Brief →
Records follow. Copy every line with "years".

[Dataset items]

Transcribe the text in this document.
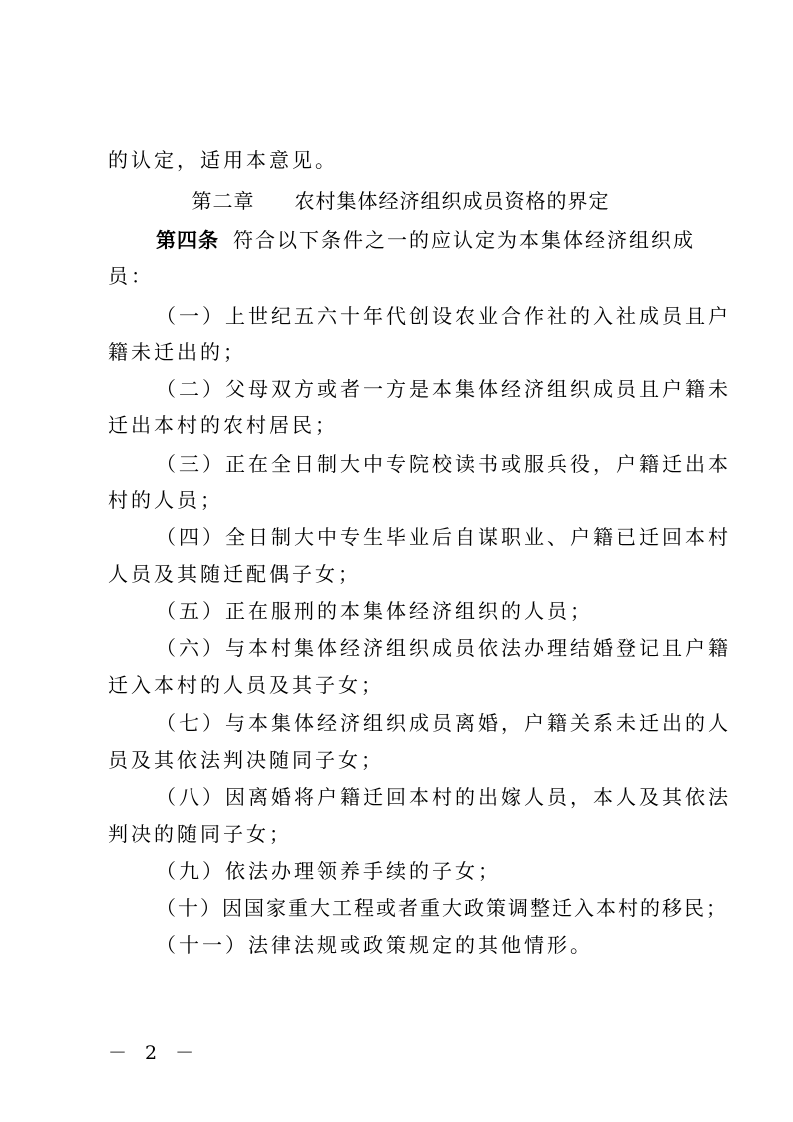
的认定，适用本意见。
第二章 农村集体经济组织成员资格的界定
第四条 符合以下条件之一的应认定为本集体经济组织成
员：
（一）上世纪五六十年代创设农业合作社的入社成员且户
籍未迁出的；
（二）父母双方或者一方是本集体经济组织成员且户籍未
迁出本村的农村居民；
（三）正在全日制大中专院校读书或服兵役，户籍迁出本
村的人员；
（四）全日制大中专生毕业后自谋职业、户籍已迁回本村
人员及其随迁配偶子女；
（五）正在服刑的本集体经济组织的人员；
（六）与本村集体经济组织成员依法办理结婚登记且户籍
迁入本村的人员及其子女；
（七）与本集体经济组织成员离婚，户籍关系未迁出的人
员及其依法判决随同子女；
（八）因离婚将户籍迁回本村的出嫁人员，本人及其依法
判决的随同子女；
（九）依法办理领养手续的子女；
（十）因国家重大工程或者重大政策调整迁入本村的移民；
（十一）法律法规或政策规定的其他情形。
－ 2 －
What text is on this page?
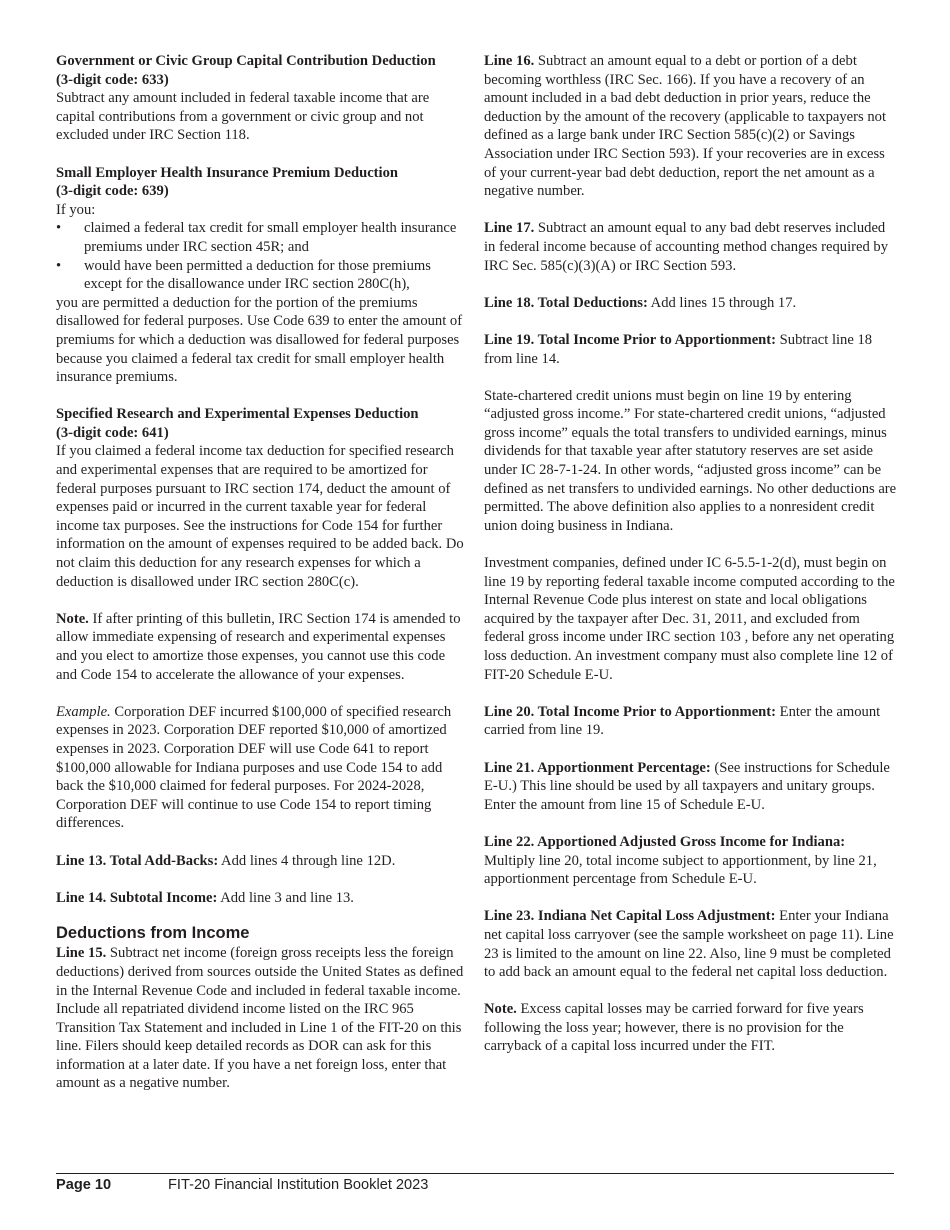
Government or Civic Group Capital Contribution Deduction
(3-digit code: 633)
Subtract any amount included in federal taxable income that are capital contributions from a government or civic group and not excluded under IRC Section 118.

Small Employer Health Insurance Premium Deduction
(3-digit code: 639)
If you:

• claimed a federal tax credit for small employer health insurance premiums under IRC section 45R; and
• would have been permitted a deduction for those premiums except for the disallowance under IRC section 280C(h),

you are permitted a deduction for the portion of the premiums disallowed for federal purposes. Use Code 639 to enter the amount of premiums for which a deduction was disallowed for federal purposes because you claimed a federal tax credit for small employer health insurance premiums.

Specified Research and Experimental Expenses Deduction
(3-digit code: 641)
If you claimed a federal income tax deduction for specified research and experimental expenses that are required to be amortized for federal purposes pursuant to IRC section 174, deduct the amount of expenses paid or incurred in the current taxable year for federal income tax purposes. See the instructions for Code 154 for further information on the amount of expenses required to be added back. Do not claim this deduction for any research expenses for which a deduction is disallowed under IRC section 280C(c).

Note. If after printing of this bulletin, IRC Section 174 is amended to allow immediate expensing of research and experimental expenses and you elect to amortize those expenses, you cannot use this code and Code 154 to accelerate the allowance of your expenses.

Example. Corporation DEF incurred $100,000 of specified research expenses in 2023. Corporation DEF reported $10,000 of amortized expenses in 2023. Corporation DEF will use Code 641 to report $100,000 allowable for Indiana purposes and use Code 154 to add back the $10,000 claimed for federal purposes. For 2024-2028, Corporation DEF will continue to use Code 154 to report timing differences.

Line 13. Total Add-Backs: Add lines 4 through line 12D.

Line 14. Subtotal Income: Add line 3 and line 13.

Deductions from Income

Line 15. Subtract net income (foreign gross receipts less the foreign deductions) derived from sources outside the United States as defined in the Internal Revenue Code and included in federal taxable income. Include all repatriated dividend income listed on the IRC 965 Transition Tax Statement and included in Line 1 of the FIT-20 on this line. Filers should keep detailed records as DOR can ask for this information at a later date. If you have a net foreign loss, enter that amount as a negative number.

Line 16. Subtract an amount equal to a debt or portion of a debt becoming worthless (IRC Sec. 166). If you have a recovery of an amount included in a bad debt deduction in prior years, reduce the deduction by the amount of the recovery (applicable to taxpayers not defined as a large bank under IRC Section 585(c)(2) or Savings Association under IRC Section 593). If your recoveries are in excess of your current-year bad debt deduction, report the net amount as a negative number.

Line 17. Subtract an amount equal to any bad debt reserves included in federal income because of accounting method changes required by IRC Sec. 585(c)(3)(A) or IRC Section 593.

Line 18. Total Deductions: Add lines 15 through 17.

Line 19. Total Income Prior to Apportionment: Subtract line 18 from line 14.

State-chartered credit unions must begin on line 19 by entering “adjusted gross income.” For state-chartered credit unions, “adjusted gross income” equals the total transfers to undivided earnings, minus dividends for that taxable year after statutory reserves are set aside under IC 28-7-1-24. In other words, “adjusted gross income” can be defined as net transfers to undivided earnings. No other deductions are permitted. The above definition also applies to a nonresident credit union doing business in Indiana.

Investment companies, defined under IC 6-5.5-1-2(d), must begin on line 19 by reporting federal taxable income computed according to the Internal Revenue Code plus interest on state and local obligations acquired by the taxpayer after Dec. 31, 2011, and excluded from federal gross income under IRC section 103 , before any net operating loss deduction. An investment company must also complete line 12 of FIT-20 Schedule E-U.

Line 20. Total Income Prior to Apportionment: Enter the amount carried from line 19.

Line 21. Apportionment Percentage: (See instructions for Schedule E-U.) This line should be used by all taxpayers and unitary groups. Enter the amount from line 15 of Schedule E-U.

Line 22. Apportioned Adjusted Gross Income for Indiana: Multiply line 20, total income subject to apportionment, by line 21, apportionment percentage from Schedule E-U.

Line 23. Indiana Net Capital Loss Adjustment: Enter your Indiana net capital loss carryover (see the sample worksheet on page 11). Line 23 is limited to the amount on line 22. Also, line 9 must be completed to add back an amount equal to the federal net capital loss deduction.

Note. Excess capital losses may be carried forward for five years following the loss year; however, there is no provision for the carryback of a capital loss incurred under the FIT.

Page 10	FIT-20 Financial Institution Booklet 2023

Answer in full →
Line 16. Subtract an amount equal to a debt or portion of a debt becoming worthless (IRC Sec. 166). If you have a recovery of an amount included in a bad debt deduction in prior years, reduce the deduction by the amount of the recovery (applicable to taxpayers not defined as a large bank under IRC Section 585(c)(2) or Savings Association under IRC Section 593). If your recoveries are in excess of your current-year bad debt deduction, report the net amount as a negative number.
Note. Excess capital losses may be carried forward for five years following the loss year; however, there is no provision for the carryback of a capital loss incurred under the FIT.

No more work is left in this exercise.